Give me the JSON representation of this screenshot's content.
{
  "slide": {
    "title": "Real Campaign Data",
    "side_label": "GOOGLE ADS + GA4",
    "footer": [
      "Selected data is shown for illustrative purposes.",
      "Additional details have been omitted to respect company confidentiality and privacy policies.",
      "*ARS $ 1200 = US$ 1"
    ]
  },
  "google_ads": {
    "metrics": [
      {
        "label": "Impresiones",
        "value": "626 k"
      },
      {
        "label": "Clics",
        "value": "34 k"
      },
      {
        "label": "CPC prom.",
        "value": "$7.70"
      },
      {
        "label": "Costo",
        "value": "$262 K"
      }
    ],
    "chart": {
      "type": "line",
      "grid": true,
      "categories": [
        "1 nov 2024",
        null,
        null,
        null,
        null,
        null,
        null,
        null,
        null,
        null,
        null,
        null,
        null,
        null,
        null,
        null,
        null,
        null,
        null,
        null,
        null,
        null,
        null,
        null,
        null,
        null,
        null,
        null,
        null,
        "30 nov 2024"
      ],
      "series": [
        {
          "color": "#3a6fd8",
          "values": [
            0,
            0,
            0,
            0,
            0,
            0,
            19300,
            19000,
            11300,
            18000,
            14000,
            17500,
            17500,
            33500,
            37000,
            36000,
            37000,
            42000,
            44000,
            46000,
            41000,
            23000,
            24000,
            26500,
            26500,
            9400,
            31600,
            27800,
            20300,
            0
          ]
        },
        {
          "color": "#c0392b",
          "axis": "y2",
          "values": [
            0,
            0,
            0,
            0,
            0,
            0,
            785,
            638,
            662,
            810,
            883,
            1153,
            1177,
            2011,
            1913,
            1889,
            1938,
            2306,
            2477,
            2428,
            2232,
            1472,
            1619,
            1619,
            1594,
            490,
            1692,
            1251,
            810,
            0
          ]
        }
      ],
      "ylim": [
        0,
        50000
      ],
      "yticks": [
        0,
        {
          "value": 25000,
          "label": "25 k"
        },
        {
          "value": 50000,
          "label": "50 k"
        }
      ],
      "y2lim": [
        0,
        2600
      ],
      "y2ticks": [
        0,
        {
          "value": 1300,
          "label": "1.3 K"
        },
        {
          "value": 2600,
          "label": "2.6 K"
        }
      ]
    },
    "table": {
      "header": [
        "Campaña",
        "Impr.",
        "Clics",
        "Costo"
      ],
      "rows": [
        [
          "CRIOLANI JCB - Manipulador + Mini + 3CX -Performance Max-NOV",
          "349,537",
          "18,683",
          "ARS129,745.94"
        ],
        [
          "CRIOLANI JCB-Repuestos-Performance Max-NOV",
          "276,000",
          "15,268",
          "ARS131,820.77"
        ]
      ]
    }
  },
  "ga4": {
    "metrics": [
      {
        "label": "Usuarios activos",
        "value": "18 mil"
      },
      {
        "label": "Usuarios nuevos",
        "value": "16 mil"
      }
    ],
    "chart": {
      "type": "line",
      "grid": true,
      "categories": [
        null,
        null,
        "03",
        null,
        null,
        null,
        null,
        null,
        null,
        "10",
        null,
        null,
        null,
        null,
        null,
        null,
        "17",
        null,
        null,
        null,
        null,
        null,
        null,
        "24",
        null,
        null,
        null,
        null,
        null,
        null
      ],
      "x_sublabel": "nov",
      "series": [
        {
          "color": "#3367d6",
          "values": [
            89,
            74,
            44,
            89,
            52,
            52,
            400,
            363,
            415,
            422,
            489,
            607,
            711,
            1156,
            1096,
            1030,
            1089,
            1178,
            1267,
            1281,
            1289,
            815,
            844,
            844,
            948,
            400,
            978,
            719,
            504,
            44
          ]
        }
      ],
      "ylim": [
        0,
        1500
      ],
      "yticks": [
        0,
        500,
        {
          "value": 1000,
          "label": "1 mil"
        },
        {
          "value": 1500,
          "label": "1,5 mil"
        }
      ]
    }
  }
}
-*-*-
THE REQUEST = Retype every record above exactly as written.

FINAL ANSWER =
Give me the JSON representation of this screenshot's content.
{
  "slide": {
    "title": "Real Campaign Data",
    "side_label": "GOOGLE ADS + GA4",
    "footer": [
      "Selected data is shown for illustrative purposes.",
      "Additional details have been omitted to respect company confidentiality and privacy policies.",
      "*ARS $ 1200 = US$ 1"
    ]
  },
  "google_ads": {
    "metrics": [
      {
        "label": "Impresiones",
        "value": "626 k"
      },
      {
        "label": "Clics",
        "value": "34 k"
      },
      {
        "label": "CPC prom.",
        "value": "$7.70"
      },
      {
        "label": "Costo",
        "value": "$262 K"
      }
    ],
    "chart": {
      "type": "line",
      "grid": true,
      "categories": [
        "1 nov 2024",
        null,
        null,
        null,
        null,
        null,
        null,
        null,
        null,
        null,
        null,
        null,
        null,
        null,
        null,
        null,
        null,
        null,
        null,
        null,
        null,
        null,
        null,
        null,
        null,
        null,
        null,
        null,
        null,
        "30 nov 2024"
      ],
      "series": [
        {
          "color": "#3a6fd8",
          "values": [
            0,
            0,
            0,
            0,
            0,
            0,
            19300,
            19000,
            11300,
            18000,
            14000,
            17500,
            17500,
            33500,
            37000,
            36000,
            37000,
            42000,
            44000,
            46000,
            41000,
            23000,
            24000,
            26500,
            26500,
            9400,
            31600,
            27800,
            20300,
            0
          ]
        },
        {
          "color": "#c0392b",
          "axis": "y2",
          "values": [
            0,
            0,
            0,
            0,
            0,
            0,
            785,
            638,
            662,
            810,
            883,
            1153,
            1177,
            2011,
            1913,
            1889,
            1938,
            2306,
            2477,
            2428,
            2232,
            1472,
            1619,
            1619,
            1594,
            490,
            1692,
            1251,
            810,
            0
          ]
        }
      ],
      "ylim": [
        0,
        50000
      ],
      "yticks": [
        0,
        {
          "value": 25000,
          "label": "25 k"
        },
        {
          "value": 50000,
          "label": "50 k"
        }
      ],
      "y2lim": [
        0,
        2600
      ],
      "y2ticks": [
        0,
        {
          "value": 1300,
          "label": "1.3 K"
        },
        {
          "value": 2600,
          "label": "2.6 K"
        }
      ]
    },
    "table": {
      "header": [
        "Campaña",
        "Impr.",
        "Clics",
        "Costo"
      ],
      "rows": [
        [
          "CRIOLANI JCB - Manipulador + Mini + 3CX -Performance Max-NOV",
          "349,537",
          "18,683",
          "ARS129,745.94"
        ],
        [
          "CRIOLANI JCB-Repuestos-Performance Max-NOV",
          "276,000",
          "15,268",
          "ARS131,820.77"
        ]
      ]
    }
  },
  "ga4": {
    "metrics": [
      {
        "label": "Usuarios activos",
        "value": "18 mil"
      },
      {
        "label": "Usuarios nuevos",
        "value": "16 mil"
      }
    ],
    "chart": {
      "type": "line",
      "grid": true,
      "categories": [
        null,
        null,
        "03",
        null,
        null,
        null,
        null,
        null,
        null,
        "10",
        null,
        null,
        null,
        null,
        null,
        null,
        "17",
        null,
        null,
        null,
        null,
        null,
        null,
        "24",
        null,
        null,
        null,
        null,
        null,
        null
      ],
      "x_sublabel": "nov",
      "series": [
        {
          "color": "#3367d6",
          "values": [
            89,
            74,
            44,
            89,
            52,
            52,
            400,
            363,
            415,
            422,
            489,
            607,
            711,
            1156,
            1096,
            1030,
            1089,
            1178,
            1267,
            1281,
            1289,
            815,
            844,
            844,
            948,
            400,
            978,
            719,
            504,
            44
          ]
        }
      ],
      "ylim": [
        0,
        1500
      ],
      "yticks": [
        0,
        500,
        {
          "value": 1000,
          "label": "1 mil"
        },
        {
          "value": 1500,
          "label": "1,5 mil"
        }
      ]
    }
  }
}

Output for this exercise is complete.